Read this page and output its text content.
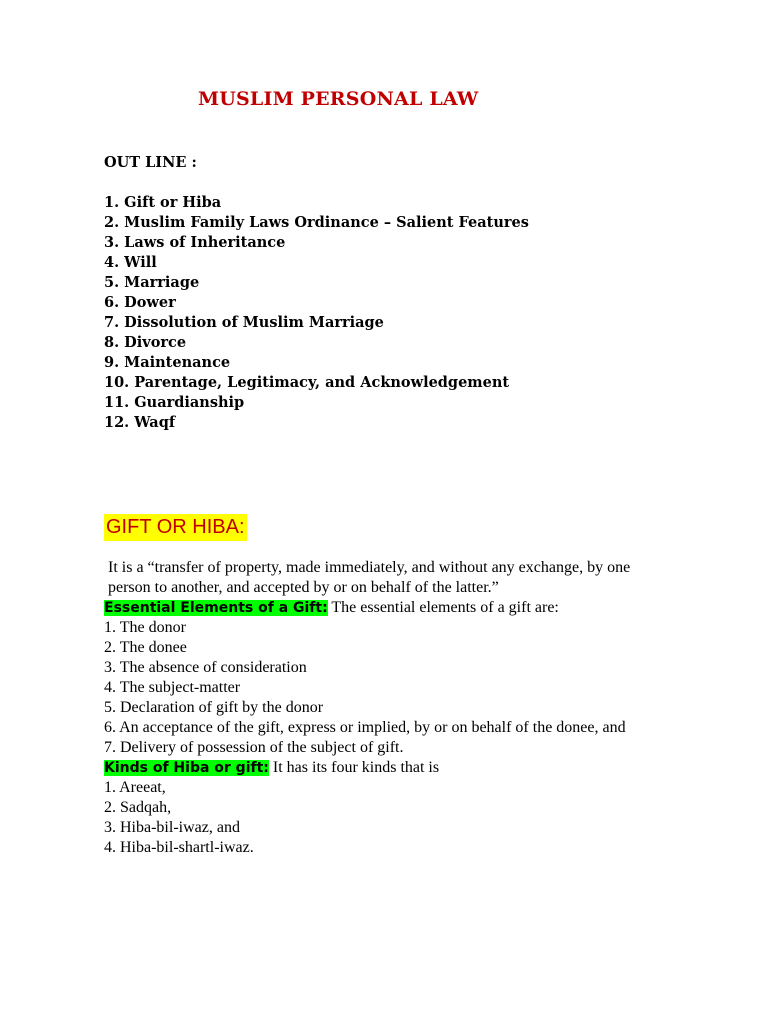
MUSLIM PERSONAL LAW
OUT LINE :
1. Gift or Hiba
2. Muslim Family Laws Ordinance – Salient Features
3. Laws of Inheritance
4. Will
5. Marriage
6. Dower
7. Dissolution of Muslim Marriage
8. Divorce
9. Maintenance
10. Parentage, Legitimacy, and Acknowledgement
11. Guardianship
12. Waqf
GIFT OR HIBA:

It is a “transfer of property, made immediately, and without any exchange, by one person to another, and accepted by or on behalf of the latter.”

Essential Elements of a Gift: The essential elements of a gift are:

1. The donor
2. The donee
3. The absence of consideration
4. The subject-matter
5. Declaration of gift by the donor
6. An acceptance of the gift, express or implied, by or on behalf of the donee, and
7. Delivery of possession of the subject of gift.

Kinds of Hiba or gift: It has its four kinds that is

1. Areeat,
2. Sadqah,
3. Hiba-bil-iwaz, and
4. Hiba-bil-shartl-iwaz.
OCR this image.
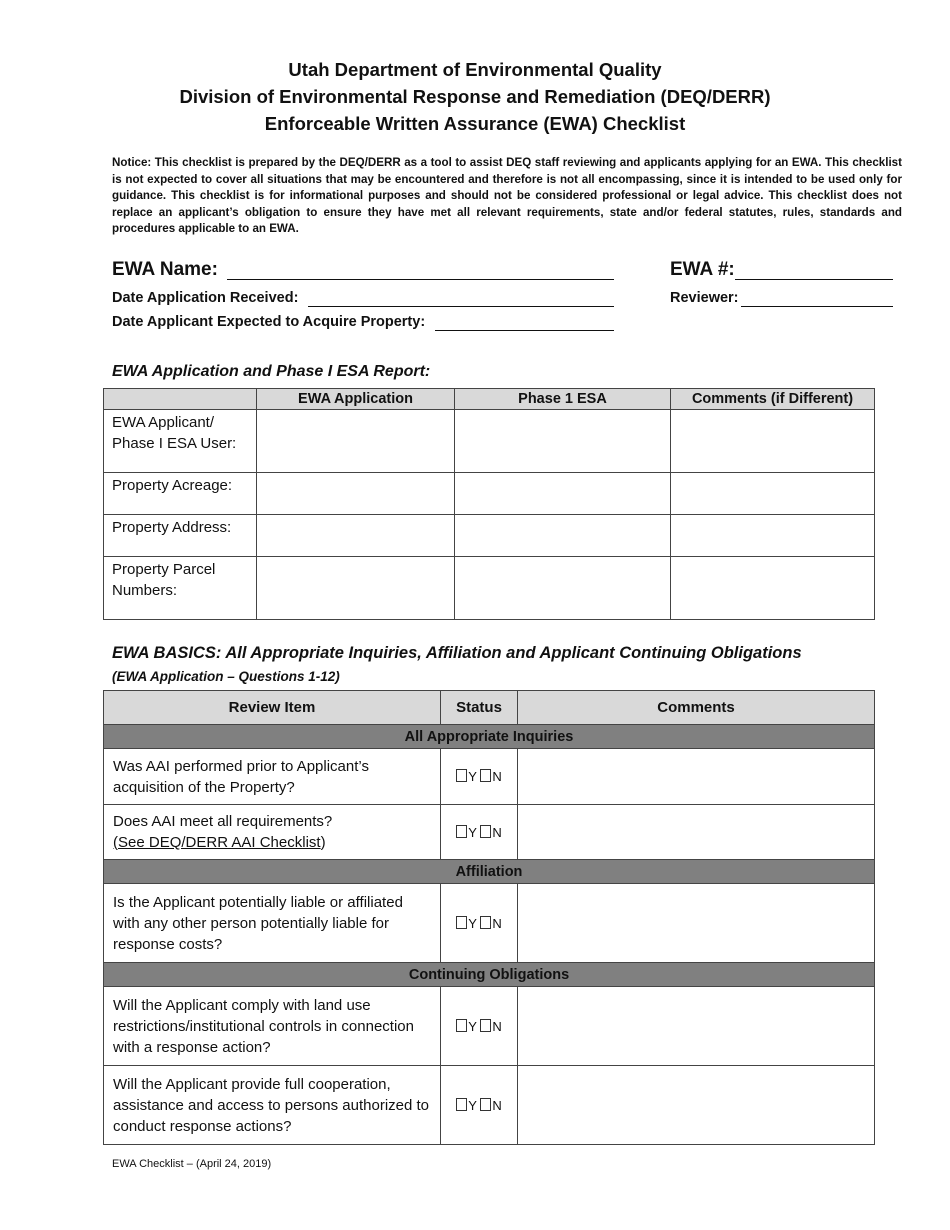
Utah Department of Environmental Quality
Division of Environmental Response and Remediation (DEQ/DERR)
Enforceable Written Assurance (EWA) Checklist
Notice: This checklist is prepared by the DEQ/DERR as a tool to assist DEQ staff reviewing and applicants applying for an EWA. This checklist is not expected to cover all situations that may be encountered and therefore is not all encompassing, since it is intended to be used only for guidance. This checklist is for informational purposes and should not be considered professional or legal advice. This checklist does not replace an applicant’s obligation to ensure they have met all relevant requirements, state and/or federal statutes, rules, standards and procedures applicable to an EWA.
EWA Name:	EWA #:
Date Application Received:	Reviewer:
Date Applicant Expected to Acquire Property:
EWA Application and Phase I ESA Report:
	EWA Application	Phase 1 ESA	Comments (if Different)

EWA Applicant/
Phase I ESA User:			

Property Acreage:			

Property Address:			

Property Parcel
Numbers:			

EWA BASICS: All Appropriate Inquiries, Affiliation and Applicant Continuing Obligations
(EWA Application – Questions 1-12)
Review Item	Status	Comments
All Appropriate Inquiries		
Was AAI performed prior to Applicant’s acquisition of the Property?	Y N	

Does AAI meet all requirements?
(See DEQ/DERR AAI Checklist)	Y N	
Affiliation		
Is the Applicant potentially liable or affiliated with any other person potentially liable for response costs?	Y N	
Continuing Obligations		
Will the Applicant comply with land use restrictions/institutional controls in connection with a response action?	Y N	
Will the Applicant provide full cooperation, assistance and access to persons authorized to conduct response actions?	Y N	
EWA Checklist – (April 24, 2019)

● ● ●

__Set exercise__. Omit every picture, then repeat the remaining data exactly as it appears above.

__Task response__.
Read this page and output its text content.
MUSLIM PERSONAL LAW
OUT LINE :
1. Gift or Hiba
2. Muslim Family Laws Ordinance – Salient Features
3. Laws of Inheritance
4. Will
5. Marriage
6. Dower
7. Dissolution of Muslim Marriage
8. Divorce
9. Maintenance
10. Parentage, Legitimacy, and Acknowledgement
11. Guardianship
12. Waqf
GIFT OR HIBA:

It is a “transfer of property, made immediately, and without any exchange, by one person to another, and accepted by or on behalf of the latter.”

Essential Elements of a Gift: The essential elements of a gift are:

1. The donor
2. The donee
3. The absence of consideration
4. The subject-matter
5. Declaration of gift by the donor
6. An acceptance of the gift, express or implied, by or on behalf of the donee, and
7. Delivery of possession of the subject of gift.

Kinds of Hiba or gift: It has its four kinds that is

1. Areeat,
2. Sadqah,
3. Hiba-bil-iwaz, and
4. Hiba-bil-shartl-iwaz.
OCR this image.
Utah Department of Environmental Quality
Division of Environmental Response and Remediation (DEQ/DERR)
Enforceable Written Assurance (EWA) Checklist
Notice: This checklist is prepared by the DEQ/DERR as a tool to assist DEQ staff reviewing and applicants applying for an EWA. This checklist is not expected to cover all situations that may be encountered and therefore is not all encompassing, since it is intended to be used only for guidance. This checklist is for informational purposes and should not be considered professional or legal advice. This checklist does not replace an applicant’s obligation to ensure they have met all relevant requirements, state and/or federal statutes, rules, standards and procedures applicable to an EWA.
EWA Name:	EWA #:
Date Application Received:	Reviewer:
Date Applicant Expected to Acquire Property:
EWA Application and Phase I ESA Report:
	EWA Application	Phase 1 ESA	Comments (if Different)

EWA Applicant/
Phase I ESA User:			

Property Acreage:			

Property Address:			

Property Parcel
Numbers:			

EWA BASICS: All Appropriate Inquiries, Affiliation and Applicant Continuing Obligations
(EWA Application – Questions 1-12)
Review Item	Status	Comments
All Appropriate Inquiries		
Was AAI performed prior to Applicant’s acquisition of the Property?	Y N	

Does AAI meet all requirements?
(See DEQ/DERR AAI Checklist)	Y N	
Affiliation		
Is the Applicant potentially liable or affiliated with any other person potentially liable for response costs?	Y N	
Continuing Obligations		
Will the Applicant comply with land use restrictions/institutional controls in connection with a response action?	Y N	
Will the Applicant provide full cooperation, assistance and access to persons authorized to conduct response actions?	Y N	
EWA Checklist – (April 24, 2019)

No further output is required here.